• **WHAT IS REQUIRED**:
Give the number of lines in the data that hold the word "Direct", and nothing else.

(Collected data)
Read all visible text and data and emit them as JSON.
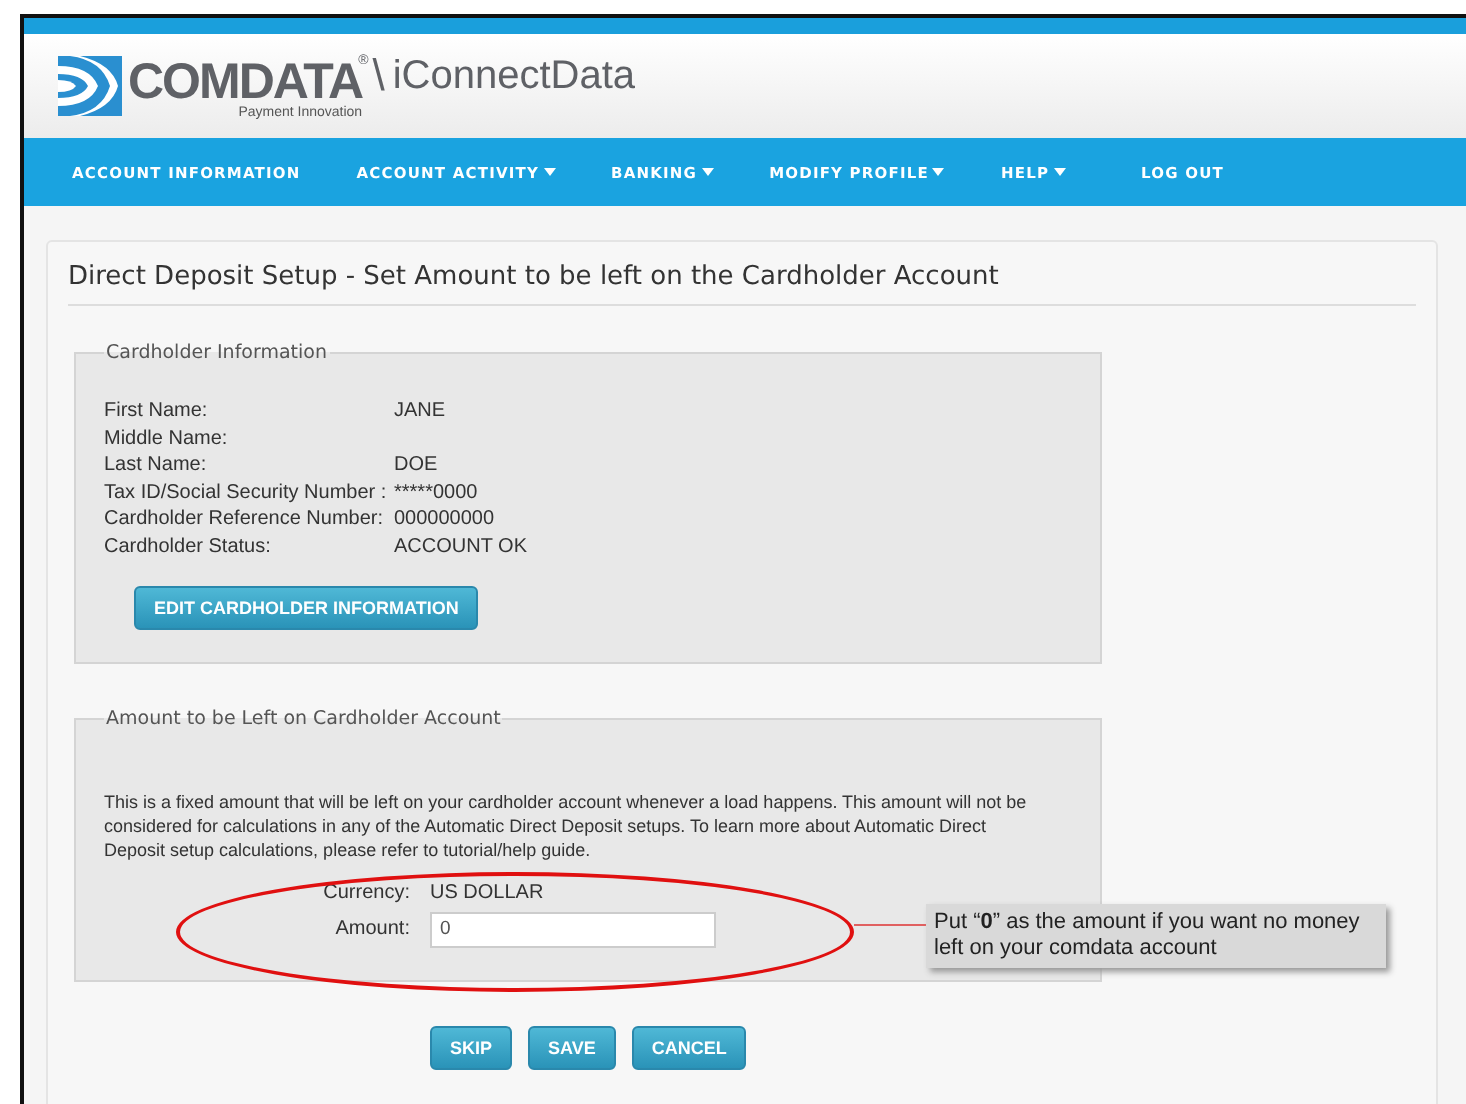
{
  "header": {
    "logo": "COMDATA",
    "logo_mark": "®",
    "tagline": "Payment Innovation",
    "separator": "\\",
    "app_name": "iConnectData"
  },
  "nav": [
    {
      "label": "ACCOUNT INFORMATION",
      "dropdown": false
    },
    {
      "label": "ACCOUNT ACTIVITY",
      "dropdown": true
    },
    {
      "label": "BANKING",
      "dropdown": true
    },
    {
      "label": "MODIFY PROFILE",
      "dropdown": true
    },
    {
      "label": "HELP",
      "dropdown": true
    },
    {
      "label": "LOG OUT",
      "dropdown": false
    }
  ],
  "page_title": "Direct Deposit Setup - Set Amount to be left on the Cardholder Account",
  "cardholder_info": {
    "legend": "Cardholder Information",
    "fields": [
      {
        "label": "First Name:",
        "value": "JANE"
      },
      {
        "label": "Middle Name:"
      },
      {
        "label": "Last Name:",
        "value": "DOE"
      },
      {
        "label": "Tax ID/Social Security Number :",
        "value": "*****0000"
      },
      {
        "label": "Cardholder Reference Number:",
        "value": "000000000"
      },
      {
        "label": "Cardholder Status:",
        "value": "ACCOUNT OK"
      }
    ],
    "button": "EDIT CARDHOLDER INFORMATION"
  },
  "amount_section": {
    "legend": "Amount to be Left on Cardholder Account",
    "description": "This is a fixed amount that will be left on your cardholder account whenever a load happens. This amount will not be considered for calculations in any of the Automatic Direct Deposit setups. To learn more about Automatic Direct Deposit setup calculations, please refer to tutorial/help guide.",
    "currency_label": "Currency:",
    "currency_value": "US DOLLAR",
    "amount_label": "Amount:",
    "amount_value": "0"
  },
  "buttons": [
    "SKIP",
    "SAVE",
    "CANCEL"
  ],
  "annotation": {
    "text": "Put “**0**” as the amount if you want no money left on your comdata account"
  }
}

• **WRITTEN SOLUTION**:
2